-- Begin ENTRIES SHOWN --

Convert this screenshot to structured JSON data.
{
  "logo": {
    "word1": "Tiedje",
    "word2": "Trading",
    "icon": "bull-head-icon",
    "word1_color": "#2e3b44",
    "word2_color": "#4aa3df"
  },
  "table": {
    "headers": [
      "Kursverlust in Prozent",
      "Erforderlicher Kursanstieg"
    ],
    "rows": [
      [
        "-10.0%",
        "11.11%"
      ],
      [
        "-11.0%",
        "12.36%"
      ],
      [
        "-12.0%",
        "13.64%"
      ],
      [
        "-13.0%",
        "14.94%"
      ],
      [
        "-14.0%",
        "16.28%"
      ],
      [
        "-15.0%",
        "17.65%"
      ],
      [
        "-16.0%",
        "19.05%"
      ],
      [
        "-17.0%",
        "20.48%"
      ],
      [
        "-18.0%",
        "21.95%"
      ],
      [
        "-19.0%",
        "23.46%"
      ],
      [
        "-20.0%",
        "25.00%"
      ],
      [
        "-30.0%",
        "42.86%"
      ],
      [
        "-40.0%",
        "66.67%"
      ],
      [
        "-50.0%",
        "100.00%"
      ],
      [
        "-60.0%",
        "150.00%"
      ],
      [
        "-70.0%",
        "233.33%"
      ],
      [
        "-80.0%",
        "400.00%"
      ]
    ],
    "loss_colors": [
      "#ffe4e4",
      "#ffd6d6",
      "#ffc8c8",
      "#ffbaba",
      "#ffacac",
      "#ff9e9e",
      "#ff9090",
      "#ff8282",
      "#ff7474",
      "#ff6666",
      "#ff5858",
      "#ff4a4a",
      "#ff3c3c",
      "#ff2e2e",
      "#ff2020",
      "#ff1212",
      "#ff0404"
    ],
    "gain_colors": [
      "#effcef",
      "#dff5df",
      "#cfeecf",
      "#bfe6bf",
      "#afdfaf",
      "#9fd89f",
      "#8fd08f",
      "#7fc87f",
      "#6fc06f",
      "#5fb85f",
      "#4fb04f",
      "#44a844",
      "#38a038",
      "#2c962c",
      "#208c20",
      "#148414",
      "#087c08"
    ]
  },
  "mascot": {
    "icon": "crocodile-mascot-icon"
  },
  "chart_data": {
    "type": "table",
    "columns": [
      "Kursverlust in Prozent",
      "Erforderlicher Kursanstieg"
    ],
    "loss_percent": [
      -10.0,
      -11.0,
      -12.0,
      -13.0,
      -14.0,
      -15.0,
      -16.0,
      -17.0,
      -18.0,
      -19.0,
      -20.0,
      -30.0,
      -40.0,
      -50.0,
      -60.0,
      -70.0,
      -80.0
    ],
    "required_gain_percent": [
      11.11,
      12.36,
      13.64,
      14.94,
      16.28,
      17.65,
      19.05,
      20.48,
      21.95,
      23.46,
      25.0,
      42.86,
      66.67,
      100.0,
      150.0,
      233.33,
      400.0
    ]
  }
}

-- End ENTRIES SHOWN --

WHAT NEEDS TO BE DONE :: Repeat the records above exactly.

COMPLETE OUTPUT ::
Convert this screenshot to structured JSON data.
{
  "logo": {
    "word1": "Tiedje",
    "word2": "Trading",
    "icon": "bull-head-icon",
    "word1_color": "#2e3b44",
    "word2_color": "#4aa3df"
  },
  "table": {
    "headers": [
      "Kursverlust in Prozent",
      "Erforderlicher Kursanstieg"
    ],
    "rows": [
      [
        "-10.0%",
        "11.11%"
      ],
      [
        "-11.0%",
        "12.36%"
      ],
      [
        "-12.0%",
        "13.64%"
      ],
      [
        "-13.0%",
        "14.94%"
      ],
      [
        "-14.0%",
        "16.28%"
      ],
      [
        "-15.0%",
        "17.65%"
      ],
      [
        "-16.0%",
        "19.05%"
      ],
      [
        "-17.0%",
        "20.48%"
      ],
      [
        "-18.0%",
        "21.95%"
      ],
      [
        "-19.0%",
        "23.46%"
      ],
      [
        "-20.0%",
        "25.00%"
      ],
      [
        "-30.0%",
        "42.86%"
      ],
      [
        "-40.0%",
        "66.67%"
      ],
      [
        "-50.0%",
        "100.00%"
      ],
      [
        "-60.0%",
        "150.00%"
      ],
      [
        "-70.0%",
        "233.33%"
      ],
      [
        "-80.0%",
        "400.00%"
      ]
    ],
    "loss_colors": [
      "#ffe4e4",
      "#ffd6d6",
      "#ffc8c8",
      "#ffbaba",
      "#ffacac",
      "#ff9e9e",
      "#ff9090",
      "#ff8282",
      "#ff7474",
      "#ff6666",
      "#ff5858",
      "#ff4a4a",
      "#ff3c3c",
      "#ff2e2e",
      "#ff2020",
      "#ff1212",
      "#ff0404"
    ],
    "gain_colors": [
      "#effcef",
      "#dff5df",
      "#cfeecf",
      "#bfe6bf",
      "#afdfaf",
      "#9fd89f",
      "#8fd08f",
      "#7fc87f",
      "#6fc06f",
      "#5fb85f",
      "#4fb04f",
      "#44a844",
      "#38a038",
      "#2c962c",
      "#208c20",
      "#148414",
      "#087c08"
    ]
  },
  "mascot": {
    "icon": "crocodile-mascot-icon"
  },
  "chart_data": {
    "type": "table",
    "columns": [
      "Kursverlust in Prozent",
      "Erforderlicher Kursanstieg"
    ],
    "loss_percent": [
      -10.0,
      -11.0,
      -12.0,
      -13.0,
      -14.0,
      -15.0,
      -16.0,
      -17.0,
      -18.0,
      -19.0,
      -20.0,
      -30.0,
      -40.0,
      -50.0,
      -60.0,
      -70.0,
      -80.0
    ],
    "required_gain_percent": [
      11.11,
      12.36,
      13.64,
      14.94,
      16.28,
      17.65,
      19.05,
      20.48,
      21.95,
      23.46,
      25.0,
      42.86,
      66.67,
      100.0,
      150.0,
      233.33,
      400.0
    ]
  }
}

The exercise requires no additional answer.